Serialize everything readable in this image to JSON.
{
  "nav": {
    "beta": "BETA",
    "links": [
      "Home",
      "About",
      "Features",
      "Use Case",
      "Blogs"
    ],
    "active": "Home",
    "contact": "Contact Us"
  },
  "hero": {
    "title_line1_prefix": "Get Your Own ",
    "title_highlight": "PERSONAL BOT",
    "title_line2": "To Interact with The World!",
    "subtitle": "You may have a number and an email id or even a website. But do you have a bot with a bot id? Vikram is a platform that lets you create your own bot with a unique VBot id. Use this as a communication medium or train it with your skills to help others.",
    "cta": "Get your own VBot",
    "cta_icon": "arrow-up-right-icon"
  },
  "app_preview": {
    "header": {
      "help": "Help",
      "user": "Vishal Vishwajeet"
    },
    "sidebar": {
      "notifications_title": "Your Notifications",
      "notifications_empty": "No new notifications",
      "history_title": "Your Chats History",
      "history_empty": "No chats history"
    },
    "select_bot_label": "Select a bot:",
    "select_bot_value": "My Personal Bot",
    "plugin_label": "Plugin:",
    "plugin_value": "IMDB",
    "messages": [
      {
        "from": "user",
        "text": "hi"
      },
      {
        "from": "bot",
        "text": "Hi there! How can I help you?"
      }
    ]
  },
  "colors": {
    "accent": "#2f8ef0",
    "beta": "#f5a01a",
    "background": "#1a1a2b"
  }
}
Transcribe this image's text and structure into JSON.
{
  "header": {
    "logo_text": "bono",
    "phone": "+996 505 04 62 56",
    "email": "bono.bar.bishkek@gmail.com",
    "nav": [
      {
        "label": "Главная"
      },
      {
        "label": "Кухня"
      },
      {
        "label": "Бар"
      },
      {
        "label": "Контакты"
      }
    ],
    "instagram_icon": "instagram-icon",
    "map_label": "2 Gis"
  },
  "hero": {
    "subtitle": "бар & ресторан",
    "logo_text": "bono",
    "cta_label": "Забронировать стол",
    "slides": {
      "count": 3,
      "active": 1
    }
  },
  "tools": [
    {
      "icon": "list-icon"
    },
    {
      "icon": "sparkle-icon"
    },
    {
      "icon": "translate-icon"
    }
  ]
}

.....

_EXERCISE OBJECTIVE_
Repeat word for word every line from the one that holds "Transcribe this image's" to the end. Both ends count.

_OUTPUT FOR THIS TASK_
Transcribe this image's text and structure into JSON.
{
  "header": {
    "logo_text": "bono",
    "phone": "+996 505 04 62 56",
    "email": "bono.bar.bishkek@gmail.com",
    "nav": [
      {
        "label": "Главная"
      },
      {
        "label": "Кухня"
      },
      {
        "label": "Бар"
      },
      {
        "label": "Контакты"
      }
    ],
    "instagram_icon": "instagram-icon",
    "map_label": "2 Gis"
  },
  "hero": {
    "subtitle": "бар & ресторан",
    "logo_text": "bono",
    "cta_label": "Забронировать стол",
    "slides": {
      "count": 3,
      "active": 1
    }
  },
  "tools": [
    {
      "icon": "list-icon"
    },
    {
      "icon": "sparkle-icon"
    },
    {
      "icon": "translate-icon"
    }
  ]
}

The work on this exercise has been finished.